■ TASK OBJECTIVE:
Find each line containing the string "name". Copy it.

■ MATERIAL FOR THIS EXERCISE:
## begin

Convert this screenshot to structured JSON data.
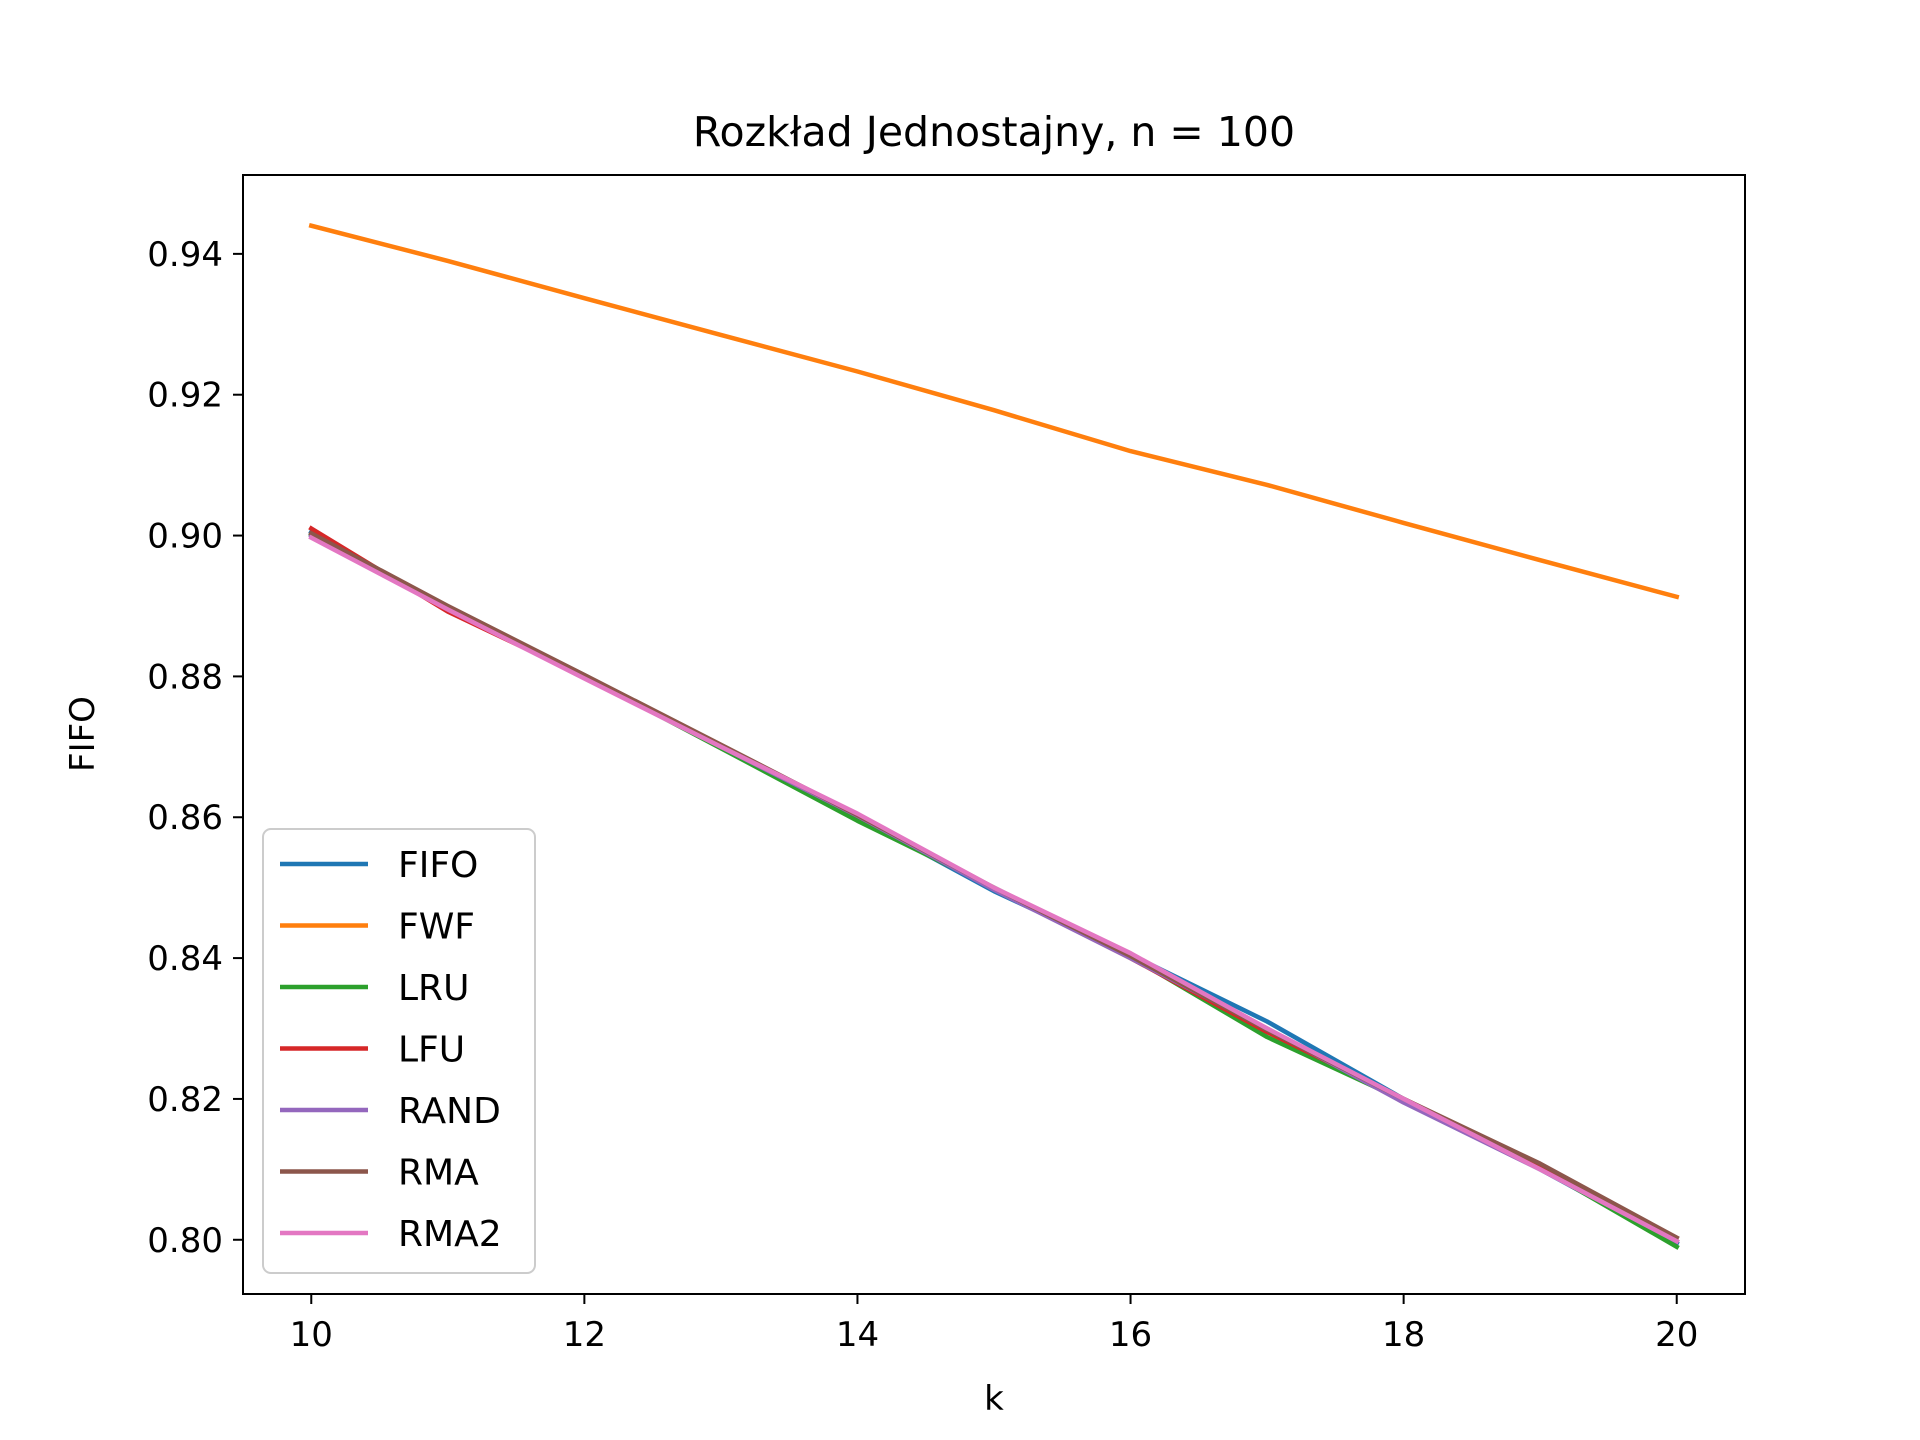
{
  "chart_data": {
    "type": "line",
    "title": "Rozkład Jednostajny, n = 100",
    "xlabel": "k",
    "ylabel": "FIFO",
    "xlim": [
      9.5,
      20.5
    ],
    "ylim": [
      0.7923,
      0.9512
    ],
    "xticks": [
      10,
      12,
      14,
      16,
      18,
      20
    ],
    "xtick_labels": [
      "10",
      "12",
      "14",
      "16",
      "18",
      "20"
    ],
    "yticks": [
      0.8,
      0.82,
      0.84,
      0.86,
      0.88,
      0.9,
      0.92,
      0.94
    ],
    "ytick_labels": [
      "0.80",
      "0.82",
      "0.84",
      "0.86",
      "0.88",
      "0.90",
      "0.92",
      "0.94"
    ],
    "grid": false,
    "legend_position": "lower-left",
    "x": [
      10,
      11,
      12,
      13,
      14,
      15,
      16,
      17,
      18,
      19,
      20
    ],
    "series": [
      {
        "name": "FIFO",
        "color": "#1f77b4",
        "values": [
          0.9005,
          0.8895,
          0.88,
          0.87,
          0.86,
          0.8495,
          0.8405,
          0.831,
          0.82,
          0.81,
          0.7995
        ]
      },
      {
        "name": "FWF",
        "color": "#ff7f0e",
        "values": [
          0.944,
          0.939,
          0.9337,
          0.9285,
          0.9233,
          0.9178,
          0.912,
          0.9072,
          0.9018,
          0.8965,
          0.8913
        ]
      },
      {
        "name": "LRU",
        "color": "#2ca02c",
        "values": [
          0.9002,
          0.8898,
          0.88,
          0.8698,
          0.8595,
          0.85,
          0.8402,
          0.8288,
          0.8198,
          0.8102,
          0.799
        ]
      },
      {
        "name": "LFU",
        "color": "#d62728",
        "values": [
          0.901,
          0.8892,
          0.88,
          0.8702,
          0.8602,
          0.8498,
          0.84,
          0.8295,
          0.82,
          0.8105,
          0.7998
        ]
      },
      {
        "name": "RAND",
        "color": "#9467bd",
        "values": [
          0.9,
          0.8898,
          0.8798,
          0.87,
          0.8602,
          0.8497,
          0.84,
          0.83,
          0.8195,
          0.81,
          0.7998
        ]
      },
      {
        "name": "RMA",
        "color": "#8c564b",
        "values": [
          0.9003,
          0.89,
          0.8802,
          0.8703,
          0.8603,
          0.85,
          0.8403,
          0.8298,
          0.82,
          0.8108,
          0.8003
        ]
      },
      {
        "name": "RMA2",
        "color": "#e377c2",
        "values": [
          0.8997,
          0.8895,
          0.8797,
          0.87,
          0.8605,
          0.85,
          0.8407,
          0.83,
          0.82,
          0.81,
          0.7998
        ]
      }
    ]
  }
}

## end

■ CORRECT OUTPUT:
        "name": "FIFO",
        "name": "FWF",
        "name": "LRU",
        "name": "LFU",
        "name": "RAND",
        "name": "RMA",
        "name": "RMA2",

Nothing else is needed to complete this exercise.